Can you write out the whole listing exactly?
┌─ DATA FOR PROCESSING
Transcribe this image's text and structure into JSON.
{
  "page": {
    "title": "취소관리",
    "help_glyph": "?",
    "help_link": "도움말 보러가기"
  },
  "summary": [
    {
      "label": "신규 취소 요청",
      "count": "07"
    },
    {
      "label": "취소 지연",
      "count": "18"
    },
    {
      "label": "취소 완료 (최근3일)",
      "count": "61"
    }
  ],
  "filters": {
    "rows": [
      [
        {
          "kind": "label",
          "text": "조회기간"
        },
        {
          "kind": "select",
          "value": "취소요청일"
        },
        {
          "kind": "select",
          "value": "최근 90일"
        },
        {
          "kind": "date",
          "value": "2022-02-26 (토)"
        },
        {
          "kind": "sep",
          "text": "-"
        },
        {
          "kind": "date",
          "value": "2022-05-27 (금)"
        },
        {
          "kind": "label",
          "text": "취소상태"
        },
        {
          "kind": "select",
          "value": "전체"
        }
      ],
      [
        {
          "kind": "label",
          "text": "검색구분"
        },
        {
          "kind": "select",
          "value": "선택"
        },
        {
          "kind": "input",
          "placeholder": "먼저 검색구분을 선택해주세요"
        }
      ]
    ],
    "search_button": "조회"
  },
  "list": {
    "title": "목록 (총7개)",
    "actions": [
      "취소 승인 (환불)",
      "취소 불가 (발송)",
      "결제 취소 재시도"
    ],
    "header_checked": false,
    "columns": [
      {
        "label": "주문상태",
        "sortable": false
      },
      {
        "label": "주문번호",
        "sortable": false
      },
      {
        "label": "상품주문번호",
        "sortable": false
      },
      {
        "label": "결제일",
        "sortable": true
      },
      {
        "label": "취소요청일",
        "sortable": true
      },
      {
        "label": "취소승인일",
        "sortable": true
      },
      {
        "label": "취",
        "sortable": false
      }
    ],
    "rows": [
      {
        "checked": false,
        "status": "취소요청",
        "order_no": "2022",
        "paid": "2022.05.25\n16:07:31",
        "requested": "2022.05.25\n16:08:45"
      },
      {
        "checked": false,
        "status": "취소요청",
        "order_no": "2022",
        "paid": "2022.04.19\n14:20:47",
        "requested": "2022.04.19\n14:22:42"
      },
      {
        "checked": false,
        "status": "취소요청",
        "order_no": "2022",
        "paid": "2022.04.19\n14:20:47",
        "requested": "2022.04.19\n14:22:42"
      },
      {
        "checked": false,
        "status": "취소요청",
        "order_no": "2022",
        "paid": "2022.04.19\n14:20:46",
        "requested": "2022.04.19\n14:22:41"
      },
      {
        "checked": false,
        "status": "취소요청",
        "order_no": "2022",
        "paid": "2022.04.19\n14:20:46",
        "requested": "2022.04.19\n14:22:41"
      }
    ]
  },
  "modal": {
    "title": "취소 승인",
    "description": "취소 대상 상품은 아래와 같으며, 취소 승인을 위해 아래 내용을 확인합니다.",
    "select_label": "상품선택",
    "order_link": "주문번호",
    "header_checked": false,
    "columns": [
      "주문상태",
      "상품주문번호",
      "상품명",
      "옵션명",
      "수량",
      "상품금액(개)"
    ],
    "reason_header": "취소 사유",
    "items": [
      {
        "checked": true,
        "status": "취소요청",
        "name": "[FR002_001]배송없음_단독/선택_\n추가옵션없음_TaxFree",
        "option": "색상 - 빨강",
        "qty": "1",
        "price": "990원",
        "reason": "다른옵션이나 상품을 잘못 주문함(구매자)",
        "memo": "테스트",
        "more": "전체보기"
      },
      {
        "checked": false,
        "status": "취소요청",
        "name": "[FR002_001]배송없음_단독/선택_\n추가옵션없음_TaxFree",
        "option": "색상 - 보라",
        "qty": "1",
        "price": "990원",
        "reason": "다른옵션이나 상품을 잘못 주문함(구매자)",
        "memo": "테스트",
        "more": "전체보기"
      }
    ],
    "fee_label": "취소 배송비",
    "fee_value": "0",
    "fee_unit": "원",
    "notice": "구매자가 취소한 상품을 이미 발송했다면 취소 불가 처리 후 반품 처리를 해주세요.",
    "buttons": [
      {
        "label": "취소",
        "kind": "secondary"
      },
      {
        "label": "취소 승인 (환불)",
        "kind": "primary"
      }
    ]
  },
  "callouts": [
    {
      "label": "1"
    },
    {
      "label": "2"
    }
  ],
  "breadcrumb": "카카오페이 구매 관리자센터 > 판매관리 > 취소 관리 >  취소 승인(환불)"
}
└─
▸ **SOLUTION TO THIS EXERCISE**
Transcribe this image's text and structure into JSON.
{
  "page": {
    "title": "취소관리",
    "help_glyph": "?",
    "help_link": "도움말 보러가기"
  },
  "summary": [
    {
      "label": "신규 취소 요청",
      "count": "07"
    },
    {
      "label": "취소 지연",
      "count": "18"
    },
    {
      "label": "취소 완료 (최근3일)",
      "count": "61"
    }
  ],
  "filters": {
    "rows": [
      [
        {
          "kind": "label",
          "text": "조회기간"
        },
        {
          "kind": "select",
          "value": "취소요청일"
        },
        {
          "kind": "select",
          "value": "최근 90일"
        },
        {
          "kind": "date",
          "value": "2022-02-26 (토)"
        },
        {
          "kind": "sep",
          "text": "-"
        },
        {
          "kind": "date",
          "value": "2022-05-27 (금)"
        },
        {
          "kind": "label",
          "text": "취소상태"
        },
        {
          "kind": "select",
          "value": "전체"
        }
      ],
      [
        {
          "kind": "label",
          "text": "검색구분"
        },
        {
          "kind": "select",
          "value": "선택"
        },
        {
          "kind": "input",
          "placeholder": "먼저 검색구분을 선택해주세요"
        }
      ]
    ],
    "search_button": "조회"
  },
  "list": {
    "title": "목록 (총7개)",
    "actions": [
      "취소 승인 (환불)",
      "취소 불가 (발송)",
      "결제 취소 재시도"
    ],
    "header_checked": false,
    "columns": [
      {
        "label": "주문상태",
        "sortable": false
      },
      {
        "label": "주문번호",
        "sortable": false
      },
      {
        "label": "상품주문번호",
        "sortable": false
      },
      {
        "label": "결제일",
        "sortable": true
      },
      {
        "label": "취소요청일",
        "sortable": true
      },
      {
        "label": "취소승인일",
        "sortable": true
      },
      {
        "label": "취",
        "sortable": false
      }
    ],
    "rows": [
      {
        "checked": false,
        "status": "취소요청",
        "order_no": "2022",
        "paid": "2022.05.25\n16:07:31",
        "requested": "2022.05.25\n16:08:45"
      },
      {
        "checked": false,
        "status": "취소요청",
        "order_no": "2022",
        "paid": "2022.04.19\n14:20:47",
        "requested": "2022.04.19\n14:22:42"
      },
      {
        "checked": false,
        "status": "취소요청",
        "order_no": "2022",
        "paid": "2022.04.19\n14:20:47",
        "requested": "2022.04.19\n14:22:42"
      },
      {
        "checked": false,
        "status": "취소요청",
        "order_no": "2022",
        "paid": "2022.04.19\n14:20:46",
        "requested": "2022.04.19\n14:22:41"
      },
      {
        "checked": false,
        "status": "취소요청",
        "order_no": "2022",
        "paid": "2022.04.19\n14:20:46",
        "requested": "2022.04.19\n14:22:41"
      }
    ]
  },
  "modal": {
    "title": "취소 승인",
    "description": "취소 대상 상품은 아래와 같으며, 취소 승인을 위해 아래 내용을 확인합니다.",
    "select_label": "상품선택",
    "order_link": "주문번호",
    "header_checked": false,
    "columns": [
      "주문상태",
      "상품주문번호",
      "상품명",
      "옵션명",
      "수량",
      "상품금액(개)"
    ],
    "reason_header": "취소 사유",
    "items": [
      {
        "checked": true,
        "status": "취소요청",
        "name": "[FR002_001]배송없음_단독/선택_\n추가옵션없음_TaxFree",
        "option": "색상 - 빨강",
        "qty": "1",
        "price": "990원",
        "reason": "다른옵션이나 상품을 잘못 주문함(구매자)",
        "memo": "테스트",
        "more": "전체보기"
      },
      {
        "checked": false,
        "status": "취소요청",
        "name": "[FR002_001]배송없음_단독/선택_\n추가옵션없음_TaxFree",
        "option": "색상 - 보라",
        "qty": "1",
        "price": "990원",
        "reason": "다른옵션이나 상품을 잘못 주문함(구매자)",
        "memo": "테스트",
        "more": "전체보기"
      }
    ],
    "fee_label": "취소 배송비",
    "fee_value": "0",
    "fee_unit": "원",
    "notice": "구매자가 취소한 상품을 이미 발송했다면 취소 불가 처리 후 반품 처리를 해주세요.",
    "buttons": [
      {
        "label": "취소",
        "kind": "secondary"
      },
      {
        "label": "취소 승인 (환불)",
        "kind": "primary"
      }
    ]
  },
  "callouts": [
    {
      "label": "1"
    },
    {
      "label": "2"
    }
  ],
  "breadcrumb": "카카오페이 구매 관리자센터 > 판매관리 > 취소 관리 >  취소 승인(환불)"
}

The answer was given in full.